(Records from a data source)
— Begin —

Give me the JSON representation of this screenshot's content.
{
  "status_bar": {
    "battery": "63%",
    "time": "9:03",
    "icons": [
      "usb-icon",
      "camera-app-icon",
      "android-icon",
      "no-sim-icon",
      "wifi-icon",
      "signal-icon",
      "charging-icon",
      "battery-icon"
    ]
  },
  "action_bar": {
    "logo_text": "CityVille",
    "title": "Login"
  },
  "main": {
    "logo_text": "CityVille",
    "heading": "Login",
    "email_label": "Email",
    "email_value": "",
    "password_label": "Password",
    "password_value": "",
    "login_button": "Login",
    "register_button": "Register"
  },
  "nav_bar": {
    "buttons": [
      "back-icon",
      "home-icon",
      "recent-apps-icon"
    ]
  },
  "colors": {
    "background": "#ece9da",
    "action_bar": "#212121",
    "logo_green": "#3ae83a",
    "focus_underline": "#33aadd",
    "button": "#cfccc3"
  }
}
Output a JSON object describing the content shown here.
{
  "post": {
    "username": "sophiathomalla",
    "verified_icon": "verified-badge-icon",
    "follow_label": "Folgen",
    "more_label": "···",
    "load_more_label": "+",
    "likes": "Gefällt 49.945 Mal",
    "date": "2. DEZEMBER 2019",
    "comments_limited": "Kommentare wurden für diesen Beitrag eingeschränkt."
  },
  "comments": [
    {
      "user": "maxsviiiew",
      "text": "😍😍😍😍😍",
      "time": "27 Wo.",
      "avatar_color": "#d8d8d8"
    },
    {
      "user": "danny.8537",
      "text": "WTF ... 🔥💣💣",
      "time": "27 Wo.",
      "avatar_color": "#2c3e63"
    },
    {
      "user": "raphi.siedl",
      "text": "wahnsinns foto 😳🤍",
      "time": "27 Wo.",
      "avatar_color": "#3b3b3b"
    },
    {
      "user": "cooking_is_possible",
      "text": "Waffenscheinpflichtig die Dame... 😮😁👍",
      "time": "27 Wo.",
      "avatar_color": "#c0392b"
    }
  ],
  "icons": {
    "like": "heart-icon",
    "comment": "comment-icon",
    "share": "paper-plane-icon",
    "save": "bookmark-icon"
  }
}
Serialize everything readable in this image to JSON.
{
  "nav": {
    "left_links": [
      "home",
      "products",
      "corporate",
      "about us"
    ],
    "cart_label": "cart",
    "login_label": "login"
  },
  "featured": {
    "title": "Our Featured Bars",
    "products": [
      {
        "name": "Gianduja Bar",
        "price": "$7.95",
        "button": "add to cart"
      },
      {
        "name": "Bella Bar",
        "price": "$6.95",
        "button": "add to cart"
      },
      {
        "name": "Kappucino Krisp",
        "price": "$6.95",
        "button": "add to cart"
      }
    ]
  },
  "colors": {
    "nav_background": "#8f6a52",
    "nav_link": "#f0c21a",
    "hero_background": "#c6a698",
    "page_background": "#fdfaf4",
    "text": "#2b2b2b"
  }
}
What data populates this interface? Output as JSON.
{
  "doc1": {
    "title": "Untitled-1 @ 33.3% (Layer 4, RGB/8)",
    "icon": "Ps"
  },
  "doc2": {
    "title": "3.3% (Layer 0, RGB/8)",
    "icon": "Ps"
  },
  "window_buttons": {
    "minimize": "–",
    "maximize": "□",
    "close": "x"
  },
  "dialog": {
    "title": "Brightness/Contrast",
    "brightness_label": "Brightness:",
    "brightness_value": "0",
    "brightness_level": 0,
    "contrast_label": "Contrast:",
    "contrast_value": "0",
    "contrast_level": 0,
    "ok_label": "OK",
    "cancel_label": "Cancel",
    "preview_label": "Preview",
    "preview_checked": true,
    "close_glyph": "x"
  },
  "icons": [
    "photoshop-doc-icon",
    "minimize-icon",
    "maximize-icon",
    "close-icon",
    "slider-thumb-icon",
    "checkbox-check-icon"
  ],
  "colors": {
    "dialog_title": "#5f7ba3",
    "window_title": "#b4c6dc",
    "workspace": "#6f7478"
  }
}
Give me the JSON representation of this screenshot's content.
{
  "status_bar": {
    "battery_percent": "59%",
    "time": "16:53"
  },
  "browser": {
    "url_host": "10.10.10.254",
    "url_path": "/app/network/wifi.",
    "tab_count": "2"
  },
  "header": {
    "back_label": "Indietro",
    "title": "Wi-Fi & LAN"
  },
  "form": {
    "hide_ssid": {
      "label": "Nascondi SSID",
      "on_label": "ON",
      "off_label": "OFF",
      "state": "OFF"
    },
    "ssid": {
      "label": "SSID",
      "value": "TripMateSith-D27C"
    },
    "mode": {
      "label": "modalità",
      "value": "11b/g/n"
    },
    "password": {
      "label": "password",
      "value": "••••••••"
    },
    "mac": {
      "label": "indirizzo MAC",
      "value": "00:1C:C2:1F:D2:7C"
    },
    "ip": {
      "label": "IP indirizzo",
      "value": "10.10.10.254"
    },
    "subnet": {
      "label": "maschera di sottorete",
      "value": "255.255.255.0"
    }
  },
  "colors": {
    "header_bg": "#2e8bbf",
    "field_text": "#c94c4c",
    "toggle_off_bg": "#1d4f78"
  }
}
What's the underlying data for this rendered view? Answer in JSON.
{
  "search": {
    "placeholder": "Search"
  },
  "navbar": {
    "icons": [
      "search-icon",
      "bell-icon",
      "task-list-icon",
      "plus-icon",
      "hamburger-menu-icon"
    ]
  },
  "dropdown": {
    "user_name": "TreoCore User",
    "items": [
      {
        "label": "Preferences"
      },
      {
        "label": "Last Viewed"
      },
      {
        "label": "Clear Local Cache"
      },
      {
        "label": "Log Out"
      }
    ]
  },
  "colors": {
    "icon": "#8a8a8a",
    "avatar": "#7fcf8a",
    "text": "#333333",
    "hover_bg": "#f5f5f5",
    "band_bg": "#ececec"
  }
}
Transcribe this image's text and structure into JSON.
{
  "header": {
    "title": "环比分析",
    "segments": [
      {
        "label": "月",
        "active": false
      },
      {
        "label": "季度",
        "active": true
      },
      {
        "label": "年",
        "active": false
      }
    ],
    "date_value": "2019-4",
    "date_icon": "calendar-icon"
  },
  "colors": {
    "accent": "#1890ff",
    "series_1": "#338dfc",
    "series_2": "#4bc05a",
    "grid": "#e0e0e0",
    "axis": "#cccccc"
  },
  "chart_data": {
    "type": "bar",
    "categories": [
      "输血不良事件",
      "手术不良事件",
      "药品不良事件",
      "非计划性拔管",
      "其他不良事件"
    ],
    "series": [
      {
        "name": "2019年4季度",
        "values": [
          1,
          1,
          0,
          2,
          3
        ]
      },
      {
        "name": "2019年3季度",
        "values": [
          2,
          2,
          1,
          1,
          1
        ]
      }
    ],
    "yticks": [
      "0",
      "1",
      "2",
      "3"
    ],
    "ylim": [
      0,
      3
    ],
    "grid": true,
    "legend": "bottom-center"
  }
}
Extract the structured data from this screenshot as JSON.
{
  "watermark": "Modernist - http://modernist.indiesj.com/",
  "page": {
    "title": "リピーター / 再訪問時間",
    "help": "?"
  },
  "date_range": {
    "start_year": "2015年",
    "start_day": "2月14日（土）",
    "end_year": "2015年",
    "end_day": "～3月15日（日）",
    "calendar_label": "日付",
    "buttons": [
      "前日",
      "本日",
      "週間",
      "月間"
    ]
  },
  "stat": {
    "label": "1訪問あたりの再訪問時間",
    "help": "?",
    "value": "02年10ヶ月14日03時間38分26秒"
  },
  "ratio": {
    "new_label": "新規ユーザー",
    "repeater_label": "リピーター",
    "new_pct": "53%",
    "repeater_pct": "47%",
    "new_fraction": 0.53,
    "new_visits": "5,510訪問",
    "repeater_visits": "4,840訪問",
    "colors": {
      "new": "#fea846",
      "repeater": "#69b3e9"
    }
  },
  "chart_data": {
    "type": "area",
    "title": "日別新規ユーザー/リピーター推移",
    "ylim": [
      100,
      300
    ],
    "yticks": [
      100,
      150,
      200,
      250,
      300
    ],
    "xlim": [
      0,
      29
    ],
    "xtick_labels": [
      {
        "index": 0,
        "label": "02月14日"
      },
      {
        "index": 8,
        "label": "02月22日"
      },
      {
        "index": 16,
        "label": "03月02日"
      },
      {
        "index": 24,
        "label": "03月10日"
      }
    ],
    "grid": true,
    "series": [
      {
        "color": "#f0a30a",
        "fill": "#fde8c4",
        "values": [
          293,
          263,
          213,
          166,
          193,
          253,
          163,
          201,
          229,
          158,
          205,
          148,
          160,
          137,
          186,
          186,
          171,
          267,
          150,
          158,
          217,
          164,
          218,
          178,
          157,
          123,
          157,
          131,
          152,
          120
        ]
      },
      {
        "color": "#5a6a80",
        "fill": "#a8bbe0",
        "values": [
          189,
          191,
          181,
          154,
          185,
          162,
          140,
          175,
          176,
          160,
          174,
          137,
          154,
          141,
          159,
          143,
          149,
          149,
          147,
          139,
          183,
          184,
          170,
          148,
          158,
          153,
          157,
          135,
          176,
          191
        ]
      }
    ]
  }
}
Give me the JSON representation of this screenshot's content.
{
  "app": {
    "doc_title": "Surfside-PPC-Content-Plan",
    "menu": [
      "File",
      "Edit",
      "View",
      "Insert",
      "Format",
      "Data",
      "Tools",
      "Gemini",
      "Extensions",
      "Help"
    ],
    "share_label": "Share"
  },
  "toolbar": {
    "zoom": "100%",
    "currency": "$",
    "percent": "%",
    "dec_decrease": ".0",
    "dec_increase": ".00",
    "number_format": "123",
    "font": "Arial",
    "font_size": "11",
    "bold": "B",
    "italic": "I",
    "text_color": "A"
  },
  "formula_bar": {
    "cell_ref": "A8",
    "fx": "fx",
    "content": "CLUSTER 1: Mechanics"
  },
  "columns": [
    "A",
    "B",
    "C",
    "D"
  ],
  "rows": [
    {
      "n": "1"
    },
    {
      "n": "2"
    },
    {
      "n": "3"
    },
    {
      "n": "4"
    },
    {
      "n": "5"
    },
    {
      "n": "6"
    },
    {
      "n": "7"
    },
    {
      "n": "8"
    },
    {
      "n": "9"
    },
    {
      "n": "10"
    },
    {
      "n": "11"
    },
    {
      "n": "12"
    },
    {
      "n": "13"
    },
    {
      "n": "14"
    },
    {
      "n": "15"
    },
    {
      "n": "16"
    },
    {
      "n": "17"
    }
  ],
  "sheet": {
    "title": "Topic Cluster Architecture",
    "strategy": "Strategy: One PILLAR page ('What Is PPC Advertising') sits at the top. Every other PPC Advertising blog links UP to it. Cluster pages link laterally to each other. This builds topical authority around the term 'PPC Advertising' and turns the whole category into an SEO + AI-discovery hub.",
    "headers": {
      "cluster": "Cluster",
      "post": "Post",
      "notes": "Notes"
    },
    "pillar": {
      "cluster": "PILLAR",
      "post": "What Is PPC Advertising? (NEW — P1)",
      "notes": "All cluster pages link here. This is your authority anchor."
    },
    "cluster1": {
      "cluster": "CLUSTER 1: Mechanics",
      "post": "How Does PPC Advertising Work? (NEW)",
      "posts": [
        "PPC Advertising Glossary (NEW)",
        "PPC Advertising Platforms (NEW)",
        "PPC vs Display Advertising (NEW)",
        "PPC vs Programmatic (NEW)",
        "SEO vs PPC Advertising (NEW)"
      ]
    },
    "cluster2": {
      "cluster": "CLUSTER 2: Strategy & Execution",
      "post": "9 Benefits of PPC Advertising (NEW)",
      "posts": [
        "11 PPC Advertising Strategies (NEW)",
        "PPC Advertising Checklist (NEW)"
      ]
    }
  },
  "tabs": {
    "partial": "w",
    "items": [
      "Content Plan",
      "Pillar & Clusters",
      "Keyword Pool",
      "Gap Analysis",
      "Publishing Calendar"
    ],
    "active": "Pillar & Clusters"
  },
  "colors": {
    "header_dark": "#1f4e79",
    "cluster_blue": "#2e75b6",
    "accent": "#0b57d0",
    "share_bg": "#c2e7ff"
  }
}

— End —

▶ [PROMPT]:
Show the lines where the word "notes" appears in the entries.

▶ [OUTPUT OF THE EXERCISE]:
      "notes": "Notes"
      "notes": "All cluster pages link here. This is your authority anchor."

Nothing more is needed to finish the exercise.